• [EXERCISE INSTRUCTIONS] Please find all lines in the data that hold the string "this" and copy them.

_____

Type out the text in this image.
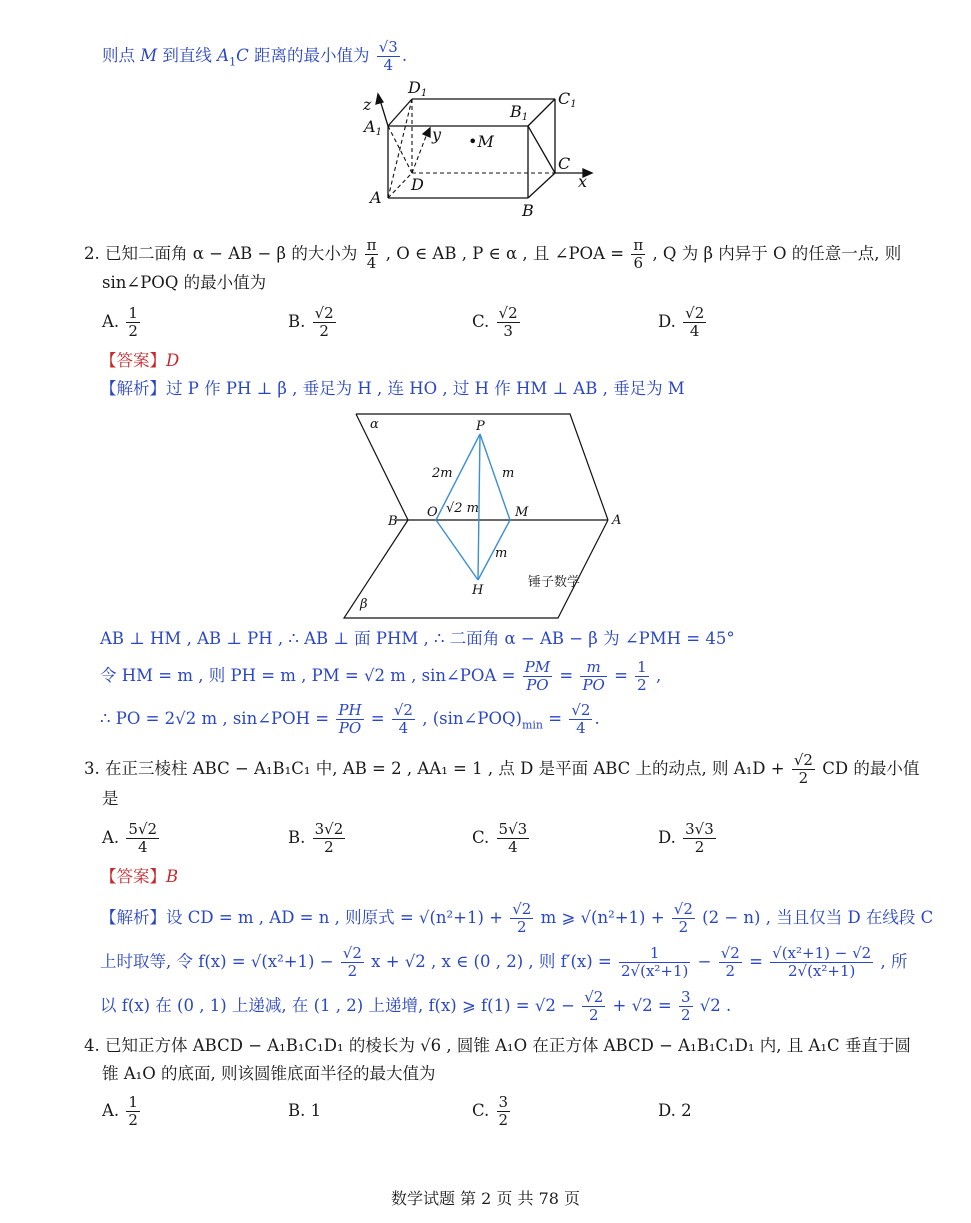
则点 M 到直线 $A_1C$ 距离的最小值为 $\frac{√3}{4}$ .
D1
B1
C1
z
A1	y •M
C
x
A
D
B
2. 已知二面角 α − AB − β 的大小为 $\frac{\pi}{4}$ , O ∈ AB , P ∈ α , 且 ∠POA = $\frac{\pi}{6}$ , Q 为 β 内异于 O 的任意一点, 则
sin∠POQ 的最小值为
A. $\frac{1}{2}$	B. $\frac{√2}{2}$	C. $\frac{√2}{3}$	D. $\frac{√2}{4}$
【答案】D
【解析】过 P 作 PH ⊥ β , 垂足为 H , 连 HO , 过 H 作 HM ⊥ AB , 垂足为 M
α	P
2m	m
B
O √2 m	M
A
m
H
β
锤子数学
AB ⊥ HM , AB ⊥ PH , ∴ AB ⊥ 面 PHM , ∴ 二面角 α − AB − β 为 ∠PMH = 45°
令 HM = m , 则 PH = m , PM = √2 m , sin∠POA = $\frac{PM}{PO} = \frac{m}{PO} = \frac{1}{2}$ ,
∴ PO = 2√2 m , sin∠POH = $\frac{PH}{PO} = \frac{√2}{4}$ , $(\sin\angle POQ)_{min} = \frac{√2}{4}$ .
3. 在正三棱柱 ABC − A₁B₁C₁ 中, AB = 2 , AA₁ = 1 , 点 D 是平面 ABC 上的动点, 则 $A_1D + \frac{√2}{2}$ CD 的最小值
是
A. $\frac{5√2}{4}$	B. $\frac{3√2}{2}$	C. $\frac{5√3}{4}$	D. $\frac{3√3}{2}$
【答案】B
【解析】设 CD = m , AD = n , 则原式 = $√(n^2+1) + \frac{√2}{2}$ m ⩾ $√(n^2+1) + \frac{√2}{2} (2 - n)$ , 当且仅当 D 在线段 C
上时取等, 令 $f(x) = √(x^2+1) - \frac{√2}{2}$ x + √2 , x ∈ (0 , 2) , 则 $f'(x) = \frac{1}{\text{2√(x²+1)}} - \frac{√2}{2} = \frac{\text{√(x²+1) − √2}}{\text{2√(x²+1)}}$ , 所
以 f(x) 在 (0 , 1) 上递减, 在 (1 , 2) 上递增, f(x) ⩾ $f(1) = √2 - \frac{√2}{2} + √2 = \frac{3}{2} √2$ .
4. 已知正方体 ABCD − A₁B₁C₁D₁ 的棱长为 √6 , 圆锥 A₁O 在正方体 ABCD − A₁B₁C₁D₁ 内, 且 A₁C 垂直于圆
锥 A₁O 的底面, 则该圆锥底面半径的最大值为
A. $\frac{1}{2}$	B. 1	C. $\frac{3}{2}$	D. 2
数学试题 第 2 页 共 78 页
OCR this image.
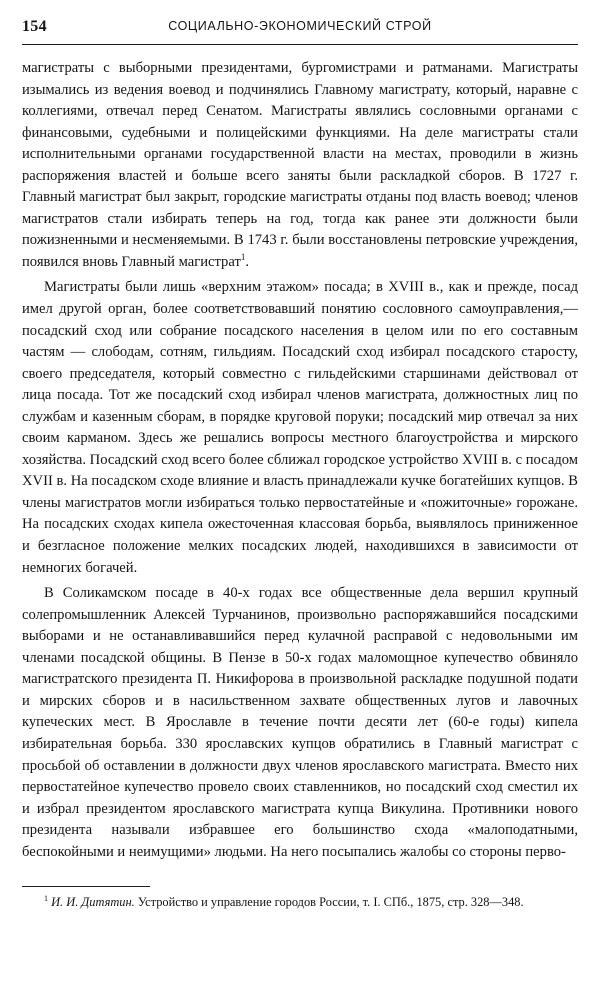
154	СОЦИАЛЬНО-ЭКОНОМИЧЕСКИЙ СТРОЙ

магистраты с выборными президентами, бургомистрами и ратманами. Магистраты изымались из ведения воевод и подчинялись Главному магистрату, который, наравне с коллегиями, отвечал перед Сенатом. Магистраты являлись сословными органами с финансовыми, судебными и полицейскими функциями. На деле магистраты стали исполнительными органами государственной власти на местах, проводили в жизнь распоряжения властей и больше всего заняты были раскладкой сборов. В 1727 г. Главный магистрат был закрыт, городские магистраты отданы под власть воевод; членов магистратов стали избирать теперь на год, тогда как ранее эти должности были пожизненными и несменяемыми. В 1743 г. были восстановлены петровские учреждения, появился вновь Главный магистрат$^1$.

Магистраты были лишь «верхним этажом» посада; в XVIII в., как и прежде, посад имел другой орган, более соответствовавший понятию сословного самоуправления,— посадский сход или собрание посадского населения в целом или по его составным частям — слободам, сотням, гильдиям. Посадский сход избирал посадского старосту, своего председателя, который совместно с гильдейскими старшинами действовал от лица посада. Тот же посадский сход избирал членов магистрата, должностных лиц по службам и казенным сборам, в порядке круговой поруки; посадский мир отвечал за них своим карманом. Здесь же решались вопросы местного благоустройства и мирского хозяйства. Посадский сход всего более сближал городское устройство XVIII в. с посадом XVII в. На посадском сходе влияние и власть принадлежали кучке богатейших купцов. В члены магистратов могли избираться только первостатейные и «пожиточные» горожане. На посадских сходах кипела ожесточенная классовая борьба, выявлялось приниженное и безгласное положение мелких посадских людей, находившихся в зависимости от немногих богачей.

В Соликамском посаде в 40-х годах все общественные дела вершил крупный солепромышленник Алексей Турчанинов, произвольно распоряжавшийся посадскими выборами и не останавливавшийся перед кулачной расправой с недовольными им членами посадской общины. В Пензе в 50-х годах маломощное купечество обвиняло магистратского президента П. Никифорова в произвольной раскладке подушной подати и мирских сборов и в насильственном захвате общественных лугов и лавочных купеческих мест. В Ярославле в течение почти десяти лет (60-е годы) кипела избирательная борьба. 330 ярославских купцов обратились в Главный магистрат с просьбой об оставлении в должности двух членов ярославского магистрата. Вместо них первостатейное купечество провело своих ставленников, но посадский сход сместил их и избрал президентом ярославского магистрата купца Викулина. Противники нового президента называли избравшее его большинство схода «малоподатными, беспокойными и неимущими» людьми. На него посыпались жалобы со стороны перво-

$^1$ И. И. Дитятин. Устройство и управление городов России, т. I. СПб., 1875, стр. 328—348.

_____

• [PROBLEM SOLUTION]
Type out the text in this image.
OCR this image.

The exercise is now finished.